**Directive:** Each entry here needs to be set down again exactly, please; pictures are left out.

**Records provided:**
◆ ◆ ◆ ◆ ◆ ◆ ◆
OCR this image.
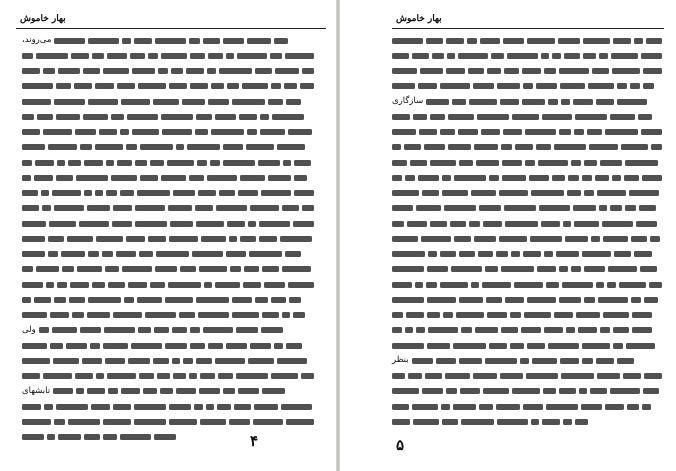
بهار خاموش
می‌روند،
ولی
تابشهای
۴
بهار خاموش
سازگاری
بنظر
۵
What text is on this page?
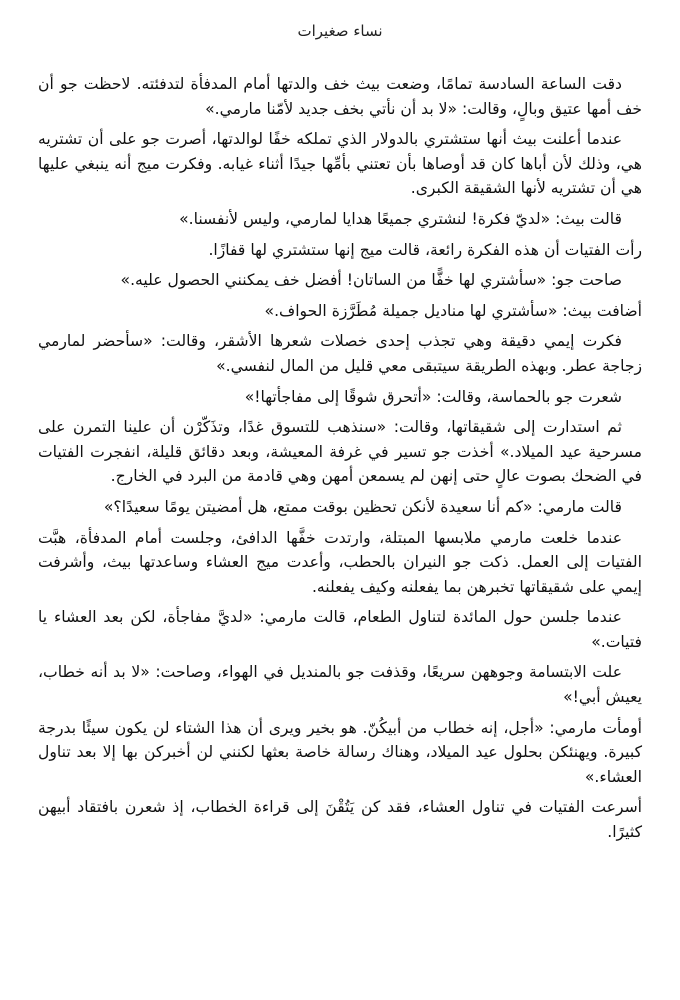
نساء صغيرات

دقت الساعة السادسة تمامًا، وضعت بيث خف والدتها أمام المدفأة لتدفئته. لاحظت جو أن خف أمها عتيق وبالٍ، وقالت: «لا بد أن نأتي بخف جديد لأمّنا مارمي.»

عندما أعلنت بيث أنها ستشتري بالدولار الذي تملكه خفًا لوالدتها، أصرت جو على أن تشتريه هي، وذلك لأن أباها كان قد أوصاها بأن تعتني بأمِّها جيدًا أثناء غيابه. وفكرت ميج أنه ينبغي عليها هي أن تشتريه لأنها الشقيقة الكبرى.

قالت بيث: «لديّ فكرة! لنشتري جميعًا هدايا لمارمي، وليس لأنفسنا.»

رأت الفتيات أن هذه الفكرة رائعة، قالت ميج إنها ستشتري لها قفازًا.

صاحت جو: «سأشتري لها خفًّا من الساتان! أفضل خف يمكنني الحصول عليه.»

أضافت بيث: «سأشتري لها مناديل جميلة مُطَرَّزة الحواف.»

فكرت إيمي دقيقة وهي تجذب إحدى خصلات شعرها الأشقر، وقالت: «سأحضر لمارمي زجاجة عطر. وبهذه الطريقة سيتبقى معي قليل من المال لنفسي.»

شعرت جو بالحماسة، وقالت: «أتحرق شوقًا إلى مفاجأتها!»

ثم استدارت إلى شقيقاتها، وقالت: «سنذهب للتسوق غدًا، وتذَكّرْن أن علينا التمرن على مسرحية عيد الميلاد.» أخذت جو تسير في غرفة المعيشة، وبعد دقائق قليلة، انفجرت الفتيات في الضحك بصوت عالٍ حتى إنهن لم يسمعن أمهن وهي قادمة من البرد في الخارج.

قالت مارمي: «كم أنا سعيدة لأنكن تحظين بوقت ممتع، هل أمضيتن يومًا سعيدًا؟»

عندما خلعت مارمي ملابسها المبتلة، وارتدت خفَّها الدافئ، وجلست أمام المدفأة، هبَّت الفتيات إلى العمل. ذكت جو النيران بالحطب، وأعدت ميج العشاء وساعدتها بيث، وأشرفت إيمي على شقيقاتها تخبرهن بما يفعلنه وكيف يفعلنه.

عندما جلسن حول المائدة لتناول الطعام، قالت مارمي: «لديَّ مفاجأة، لكن بعد العشاء يا فتيات.»

علت الابتسامة وجوههن سريعًا، وقذفت جو بالمنديل في الهواء، وصاحت: «لا بد أنه خطاب، يعيش أبي!»

أومأت مارمي: «أجل، إنه خطاب من أبيكُنّ. هو بخير ويرى أن هذا الشتاء لن يكون سيئًا بدرجة كبيرة. ويهنئكن بحلول عيد الميلاد، وهناك رسالة خاصة بعثها لكنني لن أخبركن بها إلا بعد تناول العشاء.»

أسرعت الفتيات في تناول العشاء، فقد كن يَتُقْنَ إلى قراءة الخطاب، إذ شعرن بافتقاد أبيهن كثيرًا.
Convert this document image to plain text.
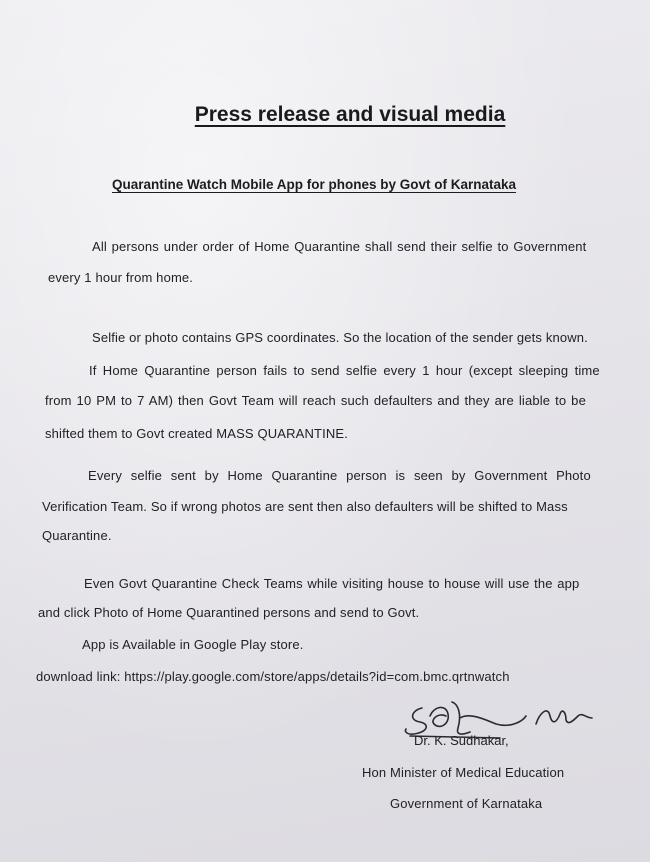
Press release and visual media
Quarantine Watch Mobile App for phones by Govt of Karnataka
All persons under order of Home Quarantine shall send their selfie to Government
every 1 hour from home.
Selfie or photo contains GPS coordinates. So the location of the sender gets known.
If Home Quarantine person fails to send selfie every 1 hour (except sleeping time
from 10 PM to 7 AM) then Govt Team will reach such defaulters and they are liable to be
shifted them to Govt created MASS QUARANTINE.
Every selfie sent by Home Quarantine person is seen by Government Photo
Verification Team. So if wrong photos are sent then also defaulters will be shifted to Mass
Quarantine.
Even Govt Quarantine Check Teams while visiting house to house will use the app
and click Photo of Home Quarantined persons and send to Govt.
App is Available in Google Play store.
download link: https://play.google.com/store/apps/details?id=com.bmc.qrtnwatch
Dr. K. Sudhakar,
Hon Minister of Medical Education
Government of Karnataka
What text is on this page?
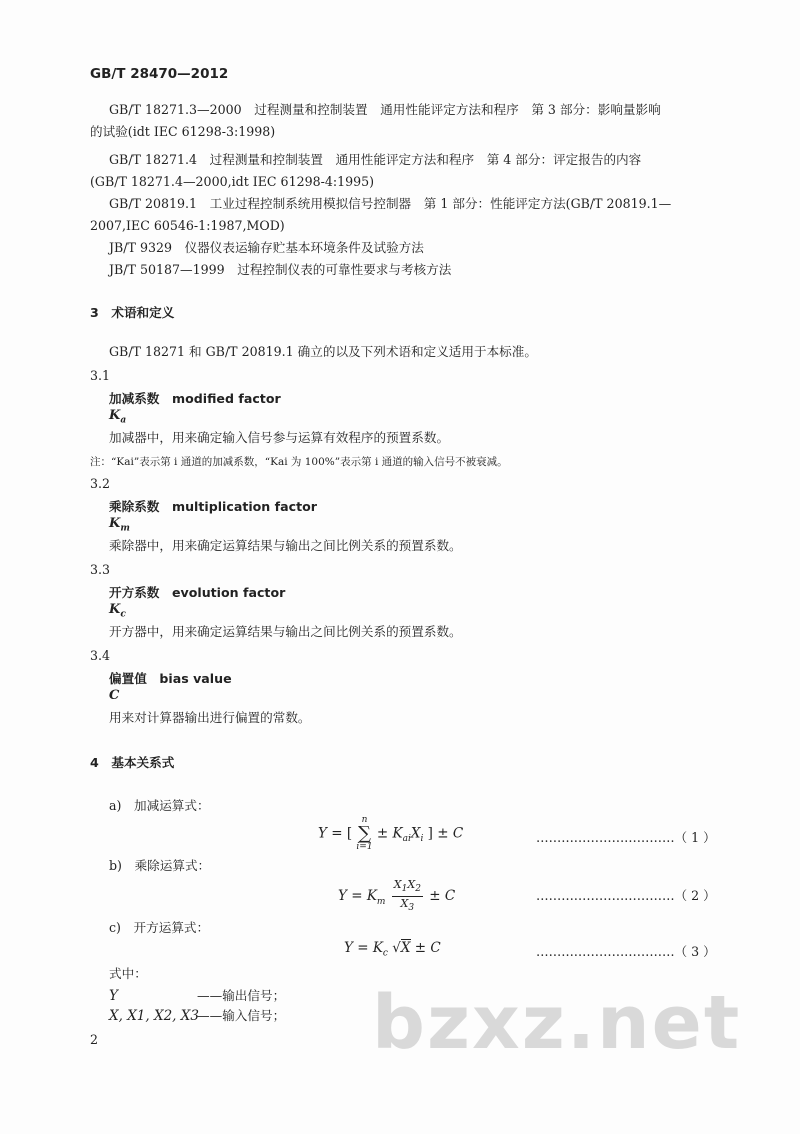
GB/T 28470—2012
GB/T 18271.3—2000　过程测量和控制装置　通用性能评定方法和程序　第 3 部分：影响量影响
的试验(idt IEC 61298-3:1998)
GB/T 18271.4　过程测量和控制装置　通用性能评定方法和程序　第 4 部分：评定报告的内容
(GB/T 18271.4—2000,idt IEC 61298-4:1995)
GB/T 20819.1　工业过程控制系统用模拟信号控制器　第 1 部分：性能评定方法(GB/T 20819.1—
2007,IEC 60546-1:1987,MOD)
JB/T 9329　仪器仪表运输存贮基本环境条件及试验方法
JB/T 50187—1999　过程控制仪表的可靠性要求与考核方法
3　术语和定义
GB/T 18271 和 GB/T 20819.1 确立的以及下列术语和定义适用于本标准。
3.1
加减系数　modified factor
$K_a$
加减器中，用来确定输入信号参与运算有效程序的预置系数。
注：“Kai”表示第 i 通道的加减系数，“Kai 为 100%”表示第 i 通道的输入信号不被衰减。
3.2
乘除系数　multiplication factor
$K_m$
乘除器中，用来确定运算结果与输出之间比例关系的预置系数。
3.3
开方系数　evolution factor
$K_c$
开方器中，用来确定运算结果与输出之间比例关系的预置系数。
3.4
偏置值　bias value
C
用来对计算器输出进行偏置的常数。
4　基本关系式
a)　加减运算式：
Y = [
n
∑
i=1
± $K_{ai}X_i$ ] ± C	……………………………（ 1 ）
b)　乘除运算式：
$Y = K_m \frac{X_1X_2}{X_3} \pm C$	……………………………（ 2 ）
c)　开方运算式：
$Y = K_c$ √X ± C	……………………………（ 3 ）
式中：
Y	——输出信号；
X, X1, X2, X3——输入信号；
2	bzxz.net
◆ ◆ ◆ ◆ ◆ ◆ ◆
**Exercise response:**
OCR this image.
بهار خاموش
می‌روند،
ولی
تابشهای
۴
بهار خاموش
سازگاری
بنظر
۵
What text is on this page?
نساء صغيرات

دقت الساعة السادسة تمامًا، وضعت بيث خف والدتها أمام المدفأة لتدفئته. لاحظت جو أن خف أمها عتيق وبالٍ، وقالت: «لا بد أن نأتي بخف جديد لأمّنا مارمي.»

عندما أعلنت بيث أنها ستشتري بالدولار الذي تملكه خفًا لوالدتها، أصرت جو على أن تشتريه هي، وذلك لأن أباها كان قد أوصاها بأن تعتني بأمِّها جيدًا أثناء غيابه. وفكرت ميج أنه ينبغي عليها هي أن تشتريه لأنها الشقيقة الكبرى.

قالت بيث: «لديّ فكرة! لنشتري جميعًا هدايا لمارمي، وليس لأنفسنا.»

رأت الفتيات أن هذه الفكرة رائعة، قالت ميج إنها ستشتري لها قفازًا.

صاحت جو: «سأشتري لها خفًّا من الساتان! أفضل خف يمكنني الحصول عليه.»

أضافت بيث: «سأشتري لها مناديل جميلة مُطَرَّزة الحواف.»

فكرت إيمي دقيقة وهي تجذب إحدى خصلات شعرها الأشقر، وقالت: «سأحضر لمارمي زجاجة عطر. وبهذه الطريقة سيتبقى معي قليل من المال لنفسي.»

شعرت جو بالحماسة، وقالت: «أتحرق شوقًا إلى مفاجأتها!»

ثم استدارت إلى شقيقاتها، وقالت: «سنذهب للتسوق غدًا، وتذَكّرْن أن علينا التمرن على مسرحية عيد الميلاد.» أخذت جو تسير في غرفة المعيشة، وبعد دقائق قليلة، انفجرت الفتيات في الضحك بصوت عالٍ حتى إنهن لم يسمعن أمهن وهي قادمة من البرد في الخارج.

قالت مارمي: «كم أنا سعيدة لأنكن تحظين بوقت ممتع، هل أمضيتن يومًا سعيدًا؟»

عندما خلعت مارمي ملابسها المبتلة، وارتدت خفَّها الدافئ، وجلست أمام المدفأة، هبَّت الفتيات إلى العمل. ذكت جو النيران بالحطب، وأعدت ميج العشاء وساعدتها بيث، وأشرفت إيمي على شقيقاتها تخبرهن بما يفعلنه وكيف يفعلنه.

عندما جلسن حول المائدة لتناول الطعام، قالت مارمي: «لديَّ مفاجأة، لكن بعد العشاء يا فتيات.»

علت الابتسامة وجوههن سريعًا، وقذفت جو بالمنديل في الهواء، وصاحت: «لا بد أنه خطاب، يعيش أبي!»

أومأت مارمي: «أجل، إنه خطاب من أبيكُنّ. هو بخير ويرى أن هذا الشتاء لن يكون سيئًا بدرجة كبيرة. ويهنئكن بحلول عيد الميلاد، وهناك رسالة خاصة بعثها لكنني لن أخبركن بها إلا بعد تناول العشاء.»

أسرعت الفتيات في تناول العشاء، فقد كن يَتُقْنَ إلى قراءة الخطاب، إذ شعرن بافتقاد أبيهن كثيرًا.
Convert this document image to plain text.
Press release and visual media
Quarantine Watch Mobile App for phones by Govt of Karnataka
All persons under order of Home Quarantine shall send their selfie to Government
every 1 hour from home.
Selfie or photo contains GPS coordinates. So the location of the sender gets known.
If Home Quarantine person fails to send selfie every 1 hour (except sleeping time
from 10 PM to 7 AM) then Govt Team will reach such defaulters and they are liable to be
shifted them to Govt created MASS QUARANTINE.
Every selfie sent by Home Quarantine person is seen by Government Photo
Verification Team. So if wrong photos are sent then also defaulters will be shifted to Mass
Quarantine.
Even Govt Quarantine Check Teams while visiting house to house will use the app
and click Photo of Home Quarantined persons and send to Govt.
App is Available in Google Play store.
download link: https://play.google.com/store/apps/details?id=com.bmc.qrtnwatch
Dr. K. Sudhakar,
Hon Minister of Medical Education
Government of Karnataka
What text is on this page?
GB/T 28470—2012
GB/T 18271.3—2000　过程测量和控制装置　通用性能评定方法和程序　第 3 部分：影响量影响
的试验(idt IEC 61298-3:1998)
GB/T 18271.4　过程测量和控制装置　通用性能评定方法和程序　第 4 部分：评定报告的内容
(GB/T 18271.4—2000,idt IEC 61298-4:1995)
GB/T 20819.1　工业过程控制系统用模拟信号控制器　第 1 部分：性能评定方法(GB/T 20819.1—
2007,IEC 60546-1:1987,MOD)
JB/T 9329　仪器仪表运输存贮基本环境条件及试验方法
JB/T 50187—1999　过程控制仪表的可靠性要求与考核方法
3　术语和定义
GB/T 18271 和 GB/T 20819.1 确立的以及下列术语和定义适用于本标准。
3.1
加减系数　modified factor
$K_a$
加减器中，用来确定输入信号参与运算有效程序的预置系数。
注：“Kai”表示第 i 通道的加减系数，“Kai 为 100%”表示第 i 通道的输入信号不被衰减。
3.2
乘除系数　multiplication factor
$K_m$
乘除器中，用来确定运算结果与输出之间比例关系的预置系数。
3.3
开方系数　evolution factor
$K_c$
开方器中，用来确定运算结果与输出之间比例关系的预置系数。
3.4
偏置值　bias value
C
用来对计算器输出进行偏置的常数。
4　基本关系式
a)　加减运算式：
Y = [
n
∑
i=1
± $K_{ai}X_i$ ] ± C	……………………………（ 1 ）
b)　乘除运算式：
$Y = K_m \frac{X_1X_2}{X_3} \pm C$	……………………………（ 2 ）
c)　开方运算式：
$Y = K_c$ √X ± C	……………………………（ 3 ）
式中：
Y	——输出信号；
X, X1, X2, X3——输入信号；
2	bzxz.net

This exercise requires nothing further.